Task brief
From the listing below, select every line where the word "create" appears.

━━━ Provided records

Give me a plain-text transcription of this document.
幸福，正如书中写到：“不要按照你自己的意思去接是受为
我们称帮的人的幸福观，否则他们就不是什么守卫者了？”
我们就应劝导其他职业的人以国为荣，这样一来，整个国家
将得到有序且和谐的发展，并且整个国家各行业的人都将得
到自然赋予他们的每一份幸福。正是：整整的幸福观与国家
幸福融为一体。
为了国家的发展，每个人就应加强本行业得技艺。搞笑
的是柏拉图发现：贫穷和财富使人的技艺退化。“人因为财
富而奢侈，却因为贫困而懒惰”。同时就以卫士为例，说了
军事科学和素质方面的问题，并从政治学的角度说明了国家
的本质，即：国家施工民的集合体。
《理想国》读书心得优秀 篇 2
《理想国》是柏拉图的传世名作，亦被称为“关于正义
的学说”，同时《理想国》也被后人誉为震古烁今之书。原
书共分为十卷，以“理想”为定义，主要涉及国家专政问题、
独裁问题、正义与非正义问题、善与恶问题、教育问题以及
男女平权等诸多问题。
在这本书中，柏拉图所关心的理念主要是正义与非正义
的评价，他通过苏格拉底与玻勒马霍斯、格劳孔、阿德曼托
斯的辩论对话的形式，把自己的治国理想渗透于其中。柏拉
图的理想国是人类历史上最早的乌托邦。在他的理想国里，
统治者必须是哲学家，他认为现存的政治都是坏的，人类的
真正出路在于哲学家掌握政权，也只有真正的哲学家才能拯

━━━━━━
━━━ Provided records

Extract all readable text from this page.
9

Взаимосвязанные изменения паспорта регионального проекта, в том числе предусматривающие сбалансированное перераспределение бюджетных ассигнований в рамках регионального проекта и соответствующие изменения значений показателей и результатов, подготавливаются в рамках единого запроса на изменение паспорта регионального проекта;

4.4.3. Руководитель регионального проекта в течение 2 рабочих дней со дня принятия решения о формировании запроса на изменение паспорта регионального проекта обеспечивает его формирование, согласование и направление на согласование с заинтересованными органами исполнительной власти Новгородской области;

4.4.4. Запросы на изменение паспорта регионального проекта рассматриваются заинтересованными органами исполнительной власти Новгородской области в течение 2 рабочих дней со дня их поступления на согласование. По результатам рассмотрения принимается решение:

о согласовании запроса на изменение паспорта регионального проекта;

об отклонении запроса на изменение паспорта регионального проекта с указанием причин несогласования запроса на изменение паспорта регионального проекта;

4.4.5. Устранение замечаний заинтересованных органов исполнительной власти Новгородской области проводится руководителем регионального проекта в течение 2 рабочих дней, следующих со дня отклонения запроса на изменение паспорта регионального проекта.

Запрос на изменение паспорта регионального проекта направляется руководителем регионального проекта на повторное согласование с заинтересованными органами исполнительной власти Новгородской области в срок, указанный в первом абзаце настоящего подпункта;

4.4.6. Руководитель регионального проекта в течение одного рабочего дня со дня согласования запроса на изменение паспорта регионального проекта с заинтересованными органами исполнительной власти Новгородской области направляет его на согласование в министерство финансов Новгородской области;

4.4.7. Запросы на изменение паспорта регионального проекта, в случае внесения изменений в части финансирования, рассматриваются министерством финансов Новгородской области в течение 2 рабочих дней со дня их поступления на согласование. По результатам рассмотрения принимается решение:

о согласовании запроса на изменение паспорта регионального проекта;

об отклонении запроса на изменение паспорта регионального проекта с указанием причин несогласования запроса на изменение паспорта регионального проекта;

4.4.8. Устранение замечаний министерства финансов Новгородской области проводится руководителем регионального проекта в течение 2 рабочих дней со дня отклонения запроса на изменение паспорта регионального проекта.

━━━━━━
━━━ Provided records

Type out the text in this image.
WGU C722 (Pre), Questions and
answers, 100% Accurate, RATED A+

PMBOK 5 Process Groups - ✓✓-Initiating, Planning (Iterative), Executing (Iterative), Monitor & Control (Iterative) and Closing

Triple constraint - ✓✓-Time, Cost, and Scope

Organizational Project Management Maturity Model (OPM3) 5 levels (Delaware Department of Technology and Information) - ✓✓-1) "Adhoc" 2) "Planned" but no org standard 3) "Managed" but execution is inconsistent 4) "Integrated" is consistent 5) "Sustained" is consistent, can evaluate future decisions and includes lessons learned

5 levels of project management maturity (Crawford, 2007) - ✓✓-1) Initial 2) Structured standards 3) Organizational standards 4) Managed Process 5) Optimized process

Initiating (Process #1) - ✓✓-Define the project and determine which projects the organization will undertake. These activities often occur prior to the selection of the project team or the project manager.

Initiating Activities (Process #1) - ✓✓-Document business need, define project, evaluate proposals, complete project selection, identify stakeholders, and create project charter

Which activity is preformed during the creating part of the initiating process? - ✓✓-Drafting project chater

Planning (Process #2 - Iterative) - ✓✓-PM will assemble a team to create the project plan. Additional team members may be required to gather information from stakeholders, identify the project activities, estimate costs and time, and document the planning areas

━━━━━━

Task response
Initiating Activities (Process #1) - ✓✓-Document business need, define project, evaluate proposals, complete project selection, identify stakeholders, and create project charter
Planning (Process #2 - Iterative) - ✓✓-PM will assemble a team to create the project plan. Additional team members may be required to gather information from stakeholders, identify the project activities, estimate costs and time, and document the planning areas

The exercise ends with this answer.